• **REQUIRED TASK**
Only the pictures are to be left out; set down the rest of the records exactly.

• **Collected data**
====================
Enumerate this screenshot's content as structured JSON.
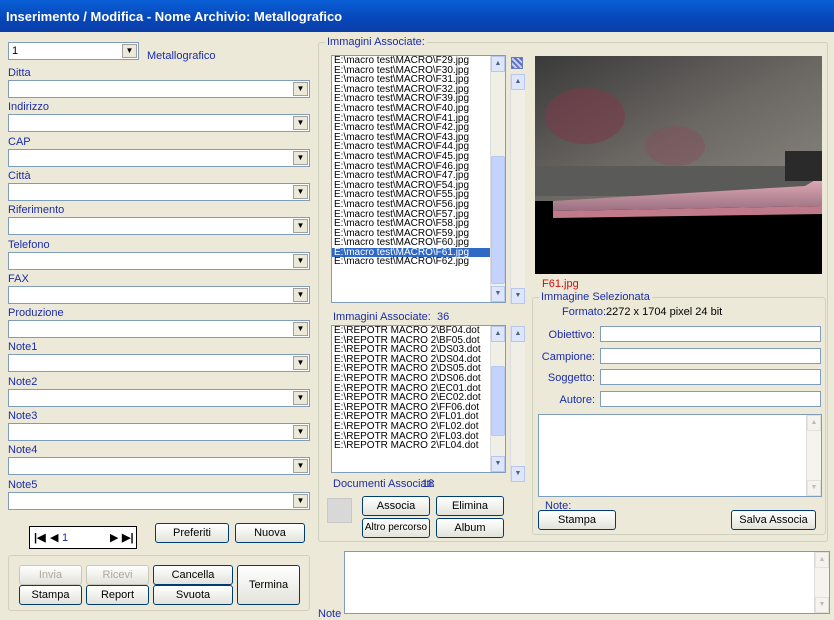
{
  "window": {
    "title": "Inserimento / Modifica - Nome Archivio: Metallografico"
  },
  "left": {
    "archive_select": {
      "value": "1"
    },
    "archive_name": "Metallografico",
    "fields": [
      {
        "label": "Ditta",
        "value": ""
      },
      {
        "label": "Indirizzo",
        "value": ""
      },
      {
        "label": "CAP",
        "value": ""
      },
      {
        "label": "Città",
        "value": ""
      },
      {
        "label": "Riferimento",
        "value": ""
      },
      {
        "label": "Telefono",
        "value": ""
      },
      {
        "label": "FAX",
        "value": ""
      },
      {
        "label": "Produzione",
        "value": ""
      },
      {
        "label": "Note1",
        "value": ""
      },
      {
        "label": "Note2",
        "value": ""
      },
      {
        "label": "Note3",
        "value": ""
      },
      {
        "label": "Note4",
        "value": ""
      },
      {
        "label": "Note5",
        "value": ""
      }
    ],
    "navigator": {
      "record": "1",
      "first": "⏮",
      "prev": "◀",
      "next": "▶",
      "last": "⏭"
    },
    "buttons": {
      "preferiti": "Preferiti",
      "nuova": "Nuova",
      "invia": "Invia",
      "ricevi": "Ricevi",
      "cancella": "Cancella",
      "termina": "Termina",
      "stampa": "Stampa",
      "report": "Report",
      "svuota": "Svuota"
    }
  },
  "images": {
    "group_label": "Immagini Associate:",
    "list": [
      "E:\\macro test\\MACRO\\F29.jpg",
      "E:\\macro test\\MACRO\\F30.jpg",
      "E:\\macro test\\MACRO\\F31.jpg",
      "E:\\macro test\\MACRO\\F32.jpg",
      "E:\\macro test\\MACRO\\F39.jpg",
      "E:\\macro test\\MACRO\\F40.jpg",
      "E:\\macro test\\MACRO\\F41.jpg",
      "E:\\macro test\\MACRO\\F42.jpg",
      "E:\\macro test\\MACRO\\F43.jpg",
      "E:\\macro test\\MACRO\\F44.jpg",
      "E:\\macro test\\MACRO\\F45.jpg",
      "E:\\macro test\\MACRO\\F46.jpg",
      "E:\\macro test\\MACRO\\F47.jpg",
      "E:\\macro test\\MACRO\\F54.jpg",
      "E:\\macro test\\MACRO\\F55.jpg",
      "E:\\macro test\\MACRO\\F56.jpg",
      "E:\\macro test\\MACRO\\F57.jpg",
      "E:\\macro test\\MACRO\\F58.jpg",
      "E:\\macro test\\MACRO\\F59.jpg",
      "E:\\macro test\\MACRO\\F60.jpg",
      "E:\\macro test\\MACRO\\F61.jpg",
      "E:\\macro test\\MACRO\\F62.jpg"
    ],
    "selected_index": 20,
    "count_label": "Immagini Associate:",
    "count": "36",
    "preview_filename": "F61.jpg"
  },
  "documents": {
    "list": [
      "E:\\REPOTR MACRO 2\\BF04.dot",
      "E:\\REPOTR MACRO 2\\BF05.dot",
      "E:\\REPOTR MACRO 2\\DS03.dot",
      "E:\\REPOTR MACRO 2\\DS04.dot",
      "E:\\REPOTR MACRO 2\\DS05.dot",
      "E:\\REPOTR MACRO 2\\DS06.dot",
      "E:\\REPOTR MACRO 2\\EC01.dot",
      "E:\\REPOTR MACRO 2\\EC02.dot",
      "E:\\REPOTR MACRO 2\\FF06.dot",
      "E:\\REPOTR MACRO 2\\FL01.dot",
      "E:\\REPOTR MACRO 2\\FL02.dot",
      "E:\\REPOTR MACRO 2\\FL03.dot",
      "E:\\REPOTR MACRO 2\\FL04.dot"
    ],
    "count_label": "Documenti Associati:",
    "count": "18",
    "buttons": {
      "associa": "Associa",
      "elimina": "Elimina",
      "altro_percorso": "Altro percorso",
      "album": "Album"
    }
  },
  "selected_image": {
    "group_label": "Immagine Selezionata",
    "formato_label": "Formato:",
    "formato_value": "2272 x 1704 pixel  24 bit",
    "fields": [
      {
        "label": "Obiettivo:",
        "value": ""
      },
      {
        "label": "Campione:",
        "value": ""
      },
      {
        "label": "Soggetto:",
        "value": ""
      },
      {
        "label": "Autore:",
        "value": ""
      }
    ],
    "note_label": "Note:",
    "buttons": {
      "stampa": "Stampa",
      "salva_associa": "Salva Associa"
    }
  },
  "bottom": {
    "note_label": "Note",
    "note_value": ""
  }
}
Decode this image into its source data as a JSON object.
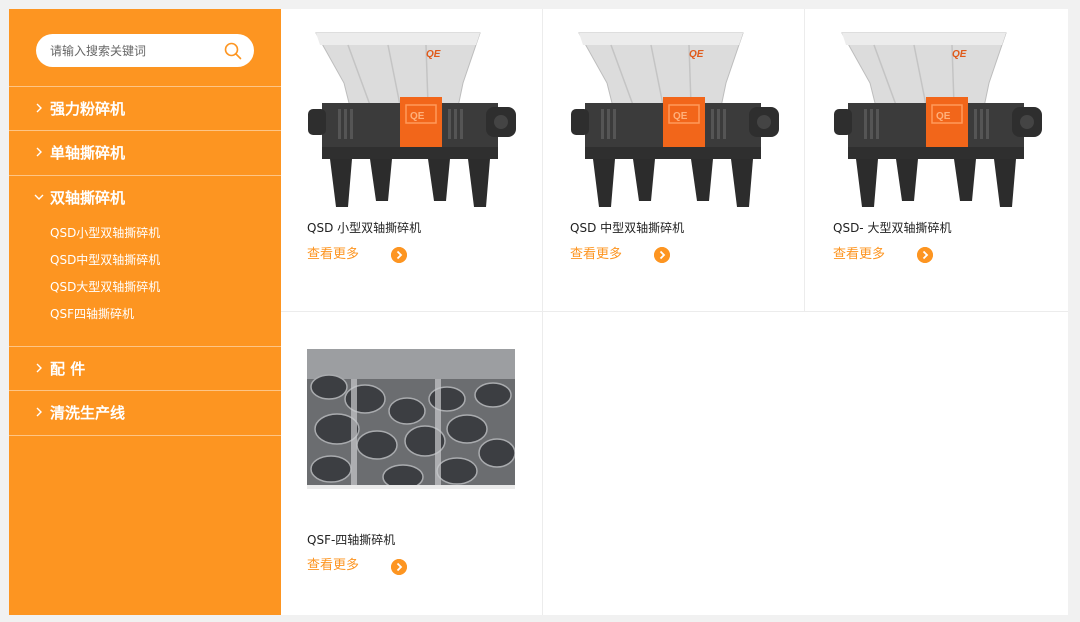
====================
• **SOLUTION FOR THIS TASK**
Enumerate this screenshot's content as structured JSON.
{
  "window": {
    "title": "Inserimento / Modifica - Nome Archivio: Metallografico"
  },
  "left": {
    "archive_select": {
      "value": "1"
    },
    "archive_name": "Metallografico",
    "fields": [
      {
        "label": "Ditta",
        "value": ""
      },
      {
        "label": "Indirizzo",
        "value": ""
      },
      {
        "label": "CAP",
        "value": ""
      },
      {
        "label": "Città",
        "value": ""
      },
      {
        "label": "Riferimento",
        "value": ""
      },
      {
        "label": "Telefono",
        "value": ""
      },
      {
        "label": "FAX",
        "value": ""
      },
      {
        "label": "Produzione",
        "value": ""
      },
      {
        "label": "Note1",
        "value": ""
      },
      {
        "label": "Note2",
        "value": ""
      },
      {
        "label": "Note3",
        "value": ""
      },
      {
        "label": "Note4",
        "value": ""
      },
      {
        "label": "Note5",
        "value": ""
      }
    ],
    "navigator": {
      "record": "1",
      "first": "⏮",
      "prev": "◀",
      "next": "▶",
      "last": "⏭"
    },
    "buttons": {
      "preferiti": "Preferiti",
      "nuova": "Nuova",
      "invia": "Invia",
      "ricevi": "Ricevi",
      "cancella": "Cancella",
      "termina": "Termina",
      "stampa": "Stampa",
      "report": "Report",
      "svuota": "Svuota"
    }
  },
  "images": {
    "group_label": "Immagini Associate:",
    "list": [
      "E:\\macro test\\MACRO\\F29.jpg",
      "E:\\macro test\\MACRO\\F30.jpg",
      "E:\\macro test\\MACRO\\F31.jpg",
      "E:\\macro test\\MACRO\\F32.jpg",
      "E:\\macro test\\MACRO\\F39.jpg",
      "E:\\macro test\\MACRO\\F40.jpg",
      "E:\\macro test\\MACRO\\F41.jpg",
      "E:\\macro test\\MACRO\\F42.jpg",
      "E:\\macro test\\MACRO\\F43.jpg",
      "E:\\macro test\\MACRO\\F44.jpg",
      "E:\\macro test\\MACRO\\F45.jpg",
      "E:\\macro test\\MACRO\\F46.jpg",
      "E:\\macro test\\MACRO\\F47.jpg",
      "E:\\macro test\\MACRO\\F54.jpg",
      "E:\\macro test\\MACRO\\F55.jpg",
      "E:\\macro test\\MACRO\\F56.jpg",
      "E:\\macro test\\MACRO\\F57.jpg",
      "E:\\macro test\\MACRO\\F58.jpg",
      "E:\\macro test\\MACRO\\F59.jpg",
      "E:\\macro test\\MACRO\\F60.jpg",
      "E:\\macro test\\MACRO\\F61.jpg",
      "E:\\macro test\\MACRO\\F62.jpg"
    ],
    "selected_index": 20,
    "count_label": "Immagini Associate:",
    "count": "36",
    "preview_filename": "F61.jpg"
  },
  "documents": {
    "list": [
      "E:\\REPOTR MACRO 2\\BF04.dot",
      "E:\\REPOTR MACRO 2\\BF05.dot",
      "E:\\REPOTR MACRO 2\\DS03.dot",
      "E:\\REPOTR MACRO 2\\DS04.dot",
      "E:\\REPOTR MACRO 2\\DS05.dot",
      "E:\\REPOTR MACRO 2\\DS06.dot",
      "E:\\REPOTR MACRO 2\\EC01.dot",
      "E:\\REPOTR MACRO 2\\EC02.dot",
      "E:\\REPOTR MACRO 2\\FF06.dot",
      "E:\\REPOTR MACRO 2\\FL01.dot",
      "E:\\REPOTR MACRO 2\\FL02.dot",
      "E:\\REPOTR MACRO 2\\FL03.dot",
      "E:\\REPOTR MACRO 2\\FL04.dot"
    ],
    "count_label": "Documenti Associati:",
    "count": "18",
    "buttons": {
      "associa": "Associa",
      "elimina": "Elimina",
      "altro_percorso": "Altro percorso",
      "album": "Album"
    }
  },
  "selected_image": {
    "group_label": "Immagine Selezionata",
    "formato_label": "Formato:",
    "formato_value": "2272 x 1704 pixel  24 bit",
    "fields": [
      {
        "label": "Obiettivo:",
        "value": ""
      },
      {
        "label": "Campione:",
        "value": ""
      },
      {
        "label": "Soggetto:",
        "value": ""
      },
      {
        "label": "Autore:",
        "value": ""
      }
    ],
    "note_label": "Note:",
    "buttons": {
      "stampa": "Stampa",
      "salva_associa": "Salva Associa"
    }
  },
  "bottom": {
    "note_label": "Note",
    "note_value": ""
  }
}
Decode this image into its source data as a JSON object.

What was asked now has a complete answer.